===== RECORDED DATA =====
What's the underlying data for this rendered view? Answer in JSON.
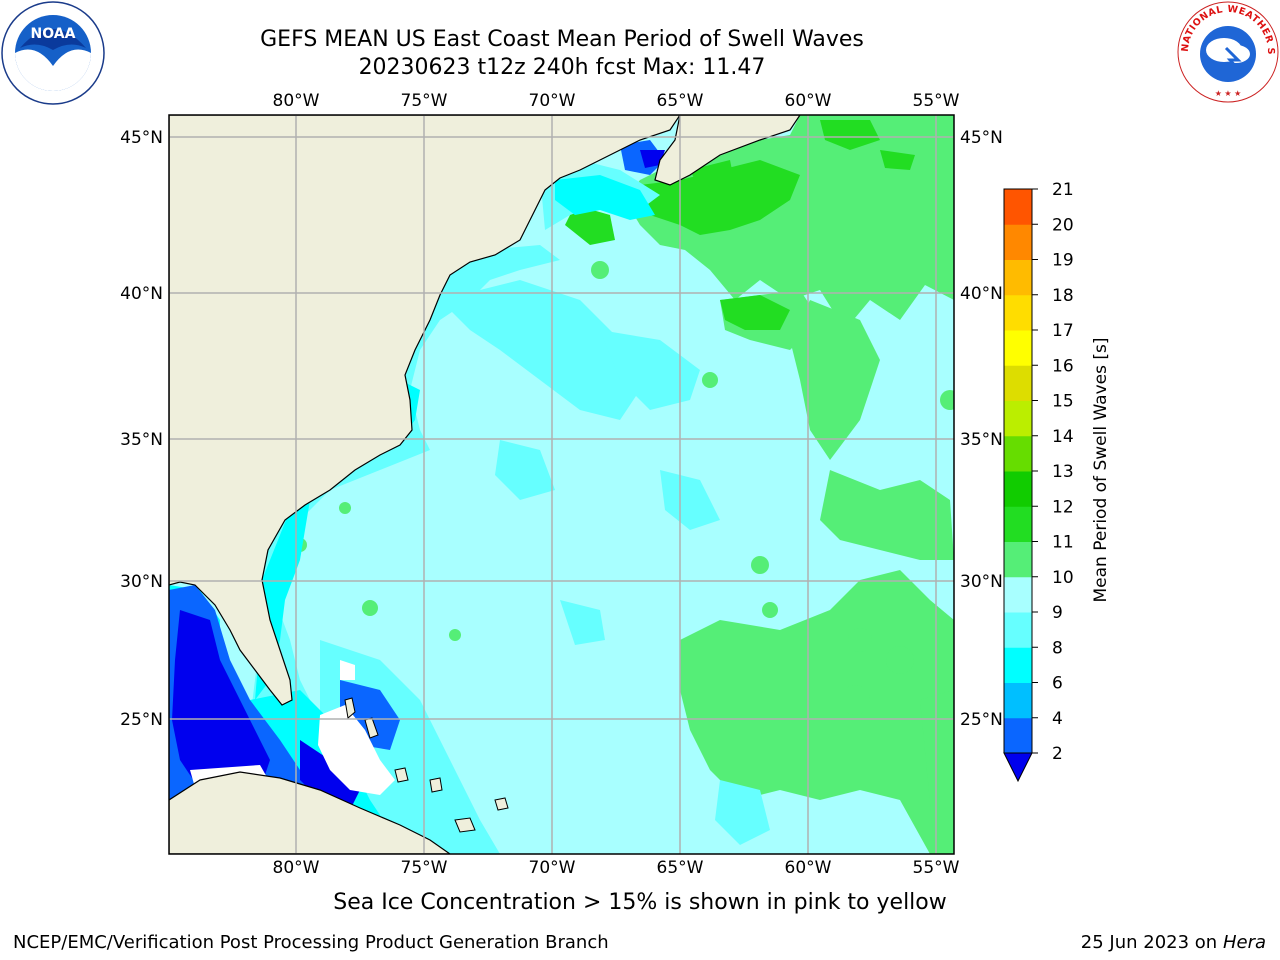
{
  "title_line1": "GEFS MEAN US East Coast Mean Period of Swell Waves",
  "title_line2": "20230623 t12z 240h fcst   Max: 11.47",
  "lon_labels": [
    "80°W",
    "75°W",
    "70°W",
    "65°W",
    "60°W",
    "55°W"
  ],
  "lat_labels": [
    "45°N",
    "40°N",
    "35°N",
    "30°N",
    "25°N"
  ],
  "colorbar": {
    "label": "Mean Period of Swell Waves [s]",
    "ticks": [
      "2",
      "4",
      "6",
      "8",
      "9",
      "10",
      "11",
      "12",
      "13",
      "14",
      "15",
      "16",
      "17",
      "18",
      "19",
      "20",
      "21"
    ],
    "colors": [
      "#0a66ff",
      "#00bfff",
      "#00ffff",
      "#66ffff",
      "#a8ffff",
      "#55ee77",
      "#22dd22",
      "#11cc00",
      "#66dd00",
      "#bbee00",
      "#dddd00",
      "#ffff00",
      "#ffdd00",
      "#ffbb00",
      "#ff8800",
      "#ff5500",
      "#ff2200",
      "#ff0000"
    ],
    "under_color": "#0000ee"
  },
  "note": "Sea Ice Concentration > 15% is shown in pink to yellow",
  "footer_left": "NCEP/EMC/Verification Post Processing Product Generation Branch",
  "footer_right_date": "25 Jun 2023 on",
  "footer_right_machine": "Hera",
  "noaa_logo_text": "NOAA",
  "nws_logo_text": "NATIONAL WEATHER SERVICE"
}
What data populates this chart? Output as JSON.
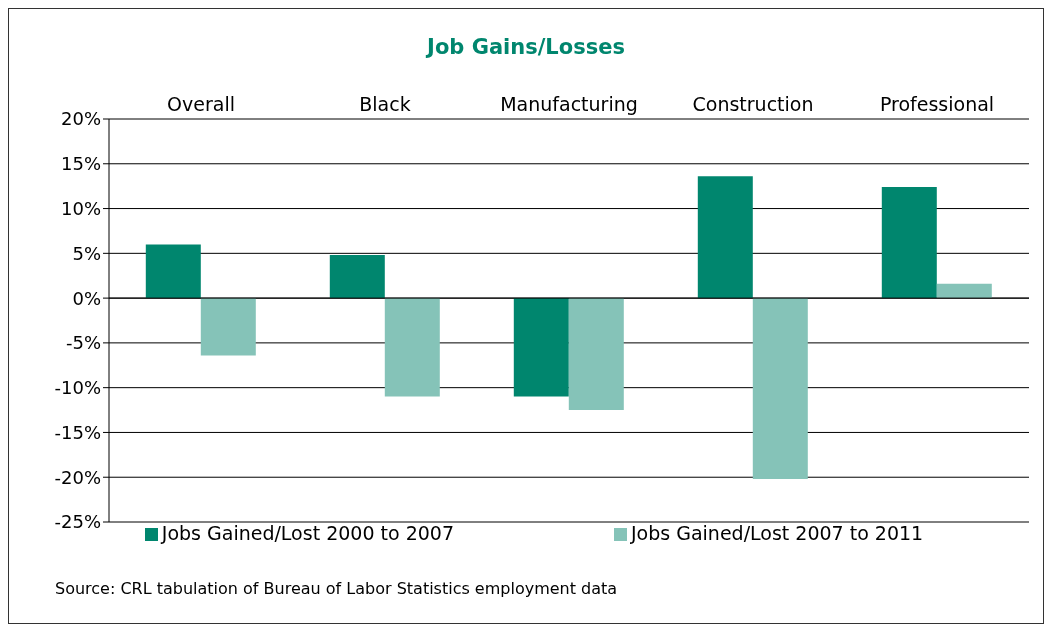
{
  "chart_data": {
    "type": "bar",
    "title": "Job Gains/Losses",
    "categories": [
      "Overall",
      "Black",
      "Manufacturing",
      "Construction",
      "Professional"
    ],
    "series": [
      {
        "name": "Jobs Gained/Lost 2000 to 2007",
        "color": "#00866e",
        "values": [
          6.0,
          4.8,
          -11.0,
          13.6,
          12.4
        ]
      },
      {
        "name": "Jobs Gained/Lost 2007 to 2011",
        "color": "#85c3b8",
        "values": [
          -6.4,
          -11.0,
          -12.5,
          -20.2,
          1.6
        ]
      }
    ],
    "ylim": [
      -25,
      20
    ],
    "yticks": [
      {
        "value": -25,
        "label": "-25%"
      },
      {
        "value": -20,
        "label": "-20%"
      },
      {
        "value": -15,
        "label": "-15%"
      },
      {
        "value": -10,
        "label": "-10%"
      },
      {
        "value": -5,
        "label": "-5%"
      },
      {
        "value": 0,
        "label": "0%"
      },
      {
        "value": 5,
        "label": "5%"
      },
      {
        "value": 10,
        "label": "10%"
      },
      {
        "value": 15,
        "label": "15%"
      },
      {
        "value": 20,
        "label": "20%"
      }
    ],
    "grid": "y",
    "legend": "bottom",
    "annotations": [
      "Source: CRL tabulation of Bureau of Labor Statistics employment data"
    ]
  }
}
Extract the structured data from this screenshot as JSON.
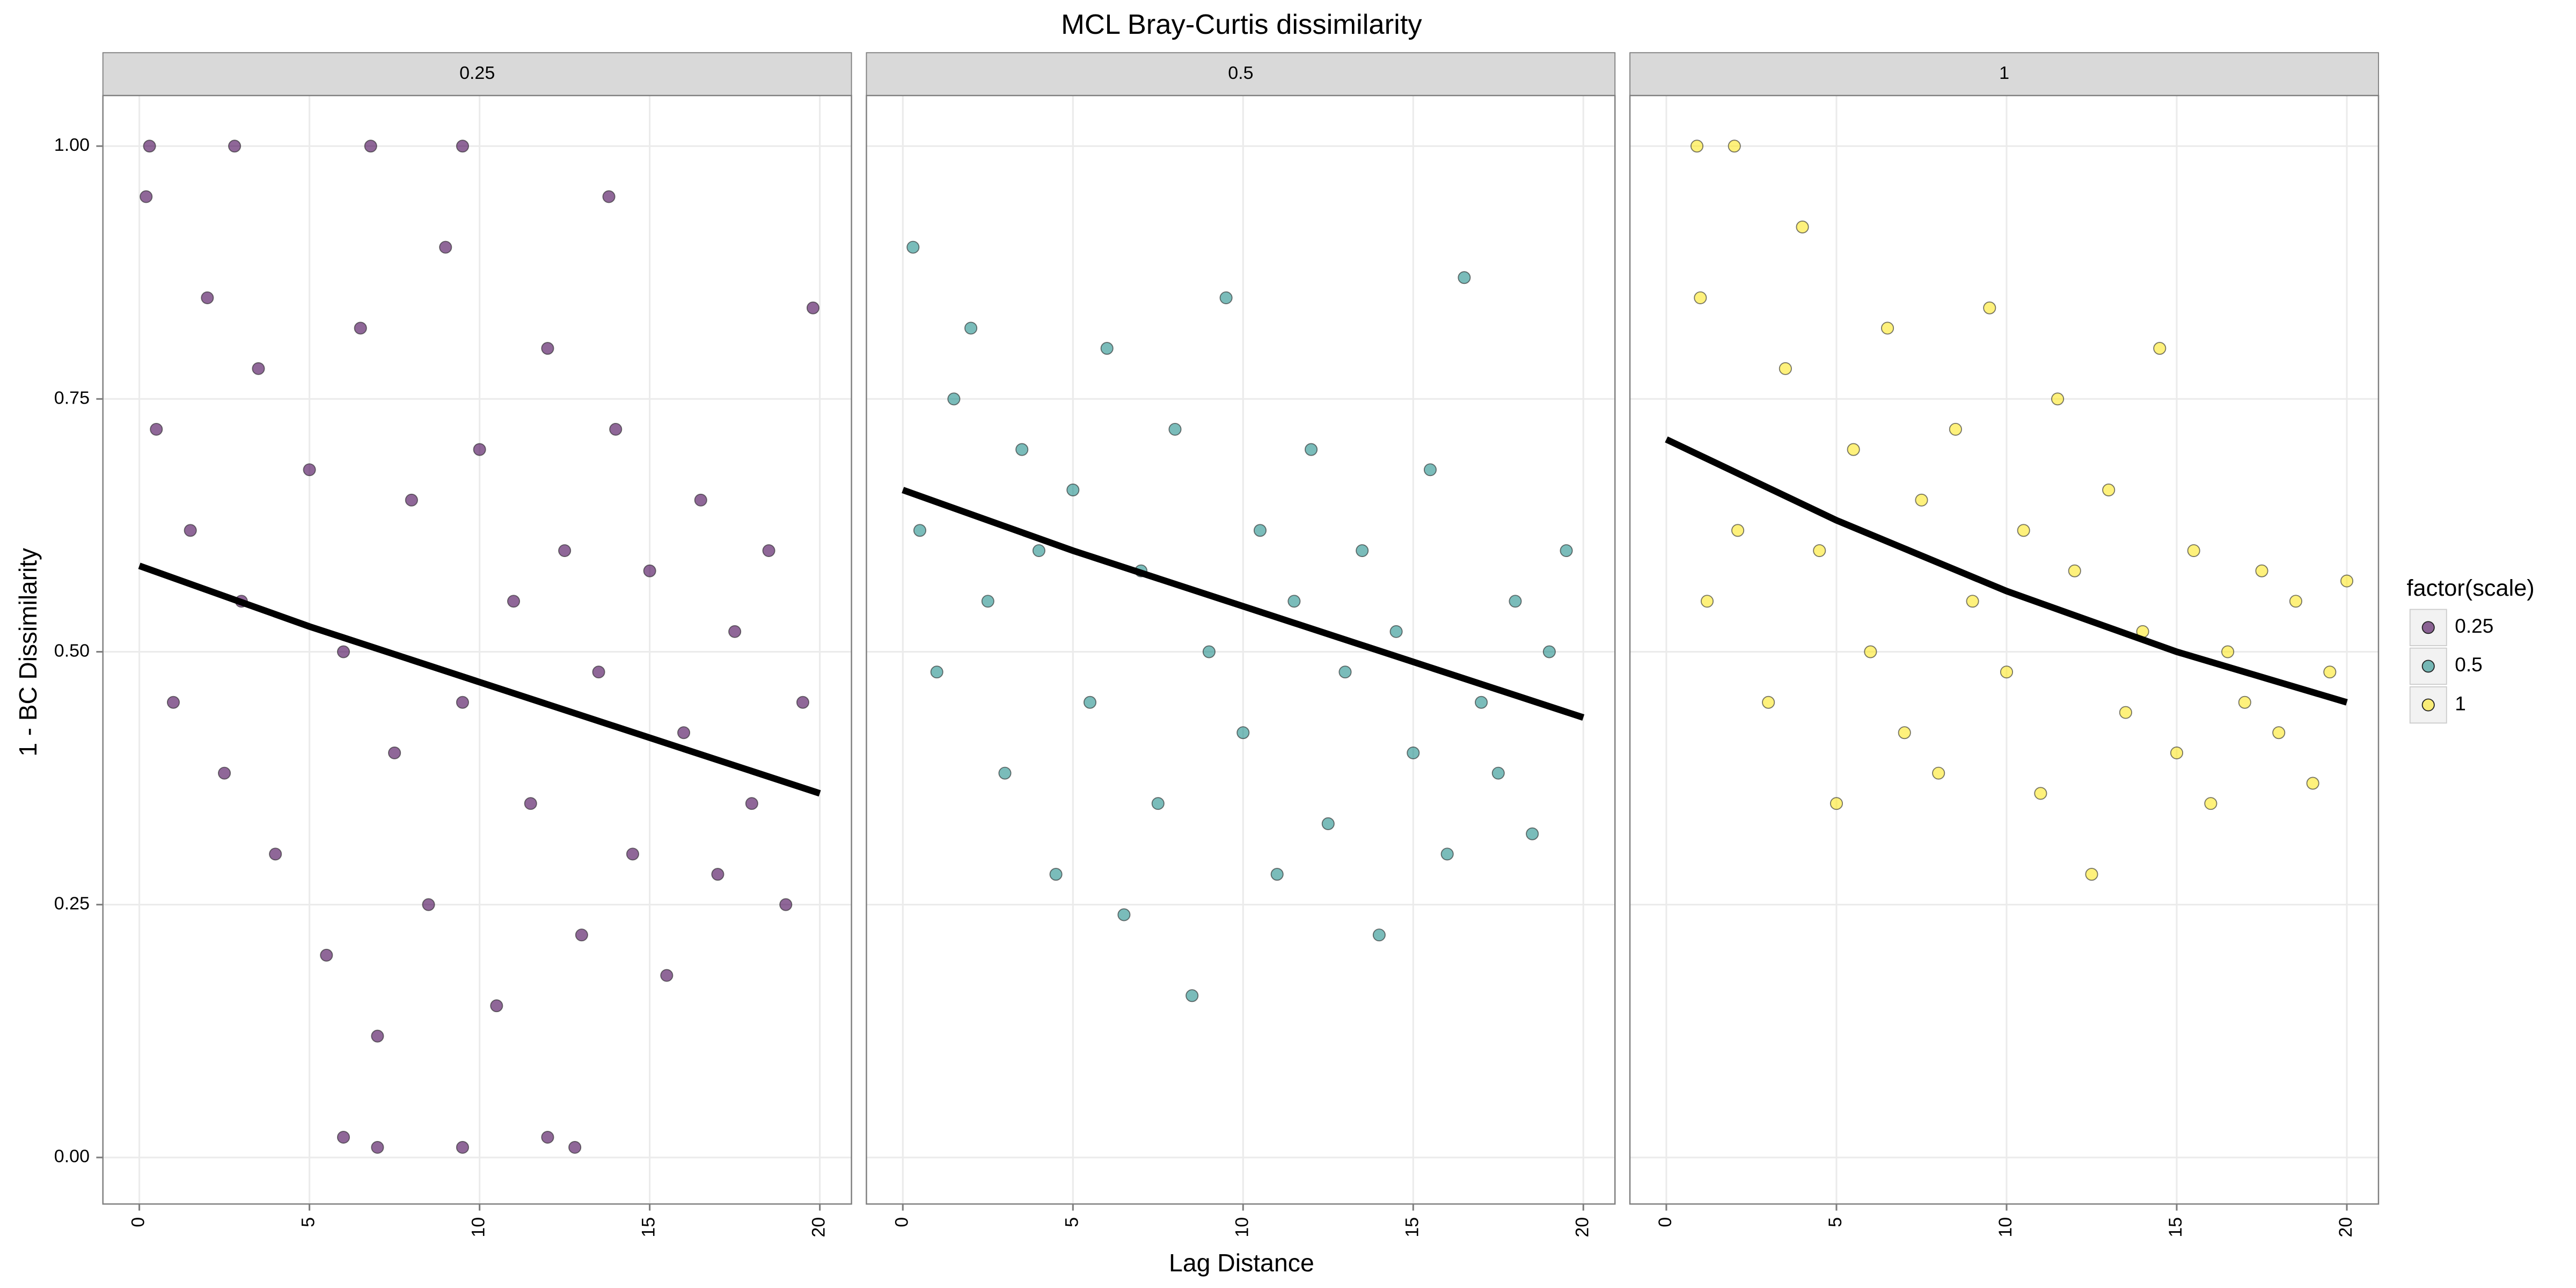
=====
[TO BE DONE]: Go through the listing above and locate each line that holds the word "Gained". Copy those lines.

[SOLUTION FOR THIS PROBLEM]:
        "name": "Jobs Gained/Lost 2000 to 2007",
        "name": "Jobs Gained/Lost 2007 to 2011",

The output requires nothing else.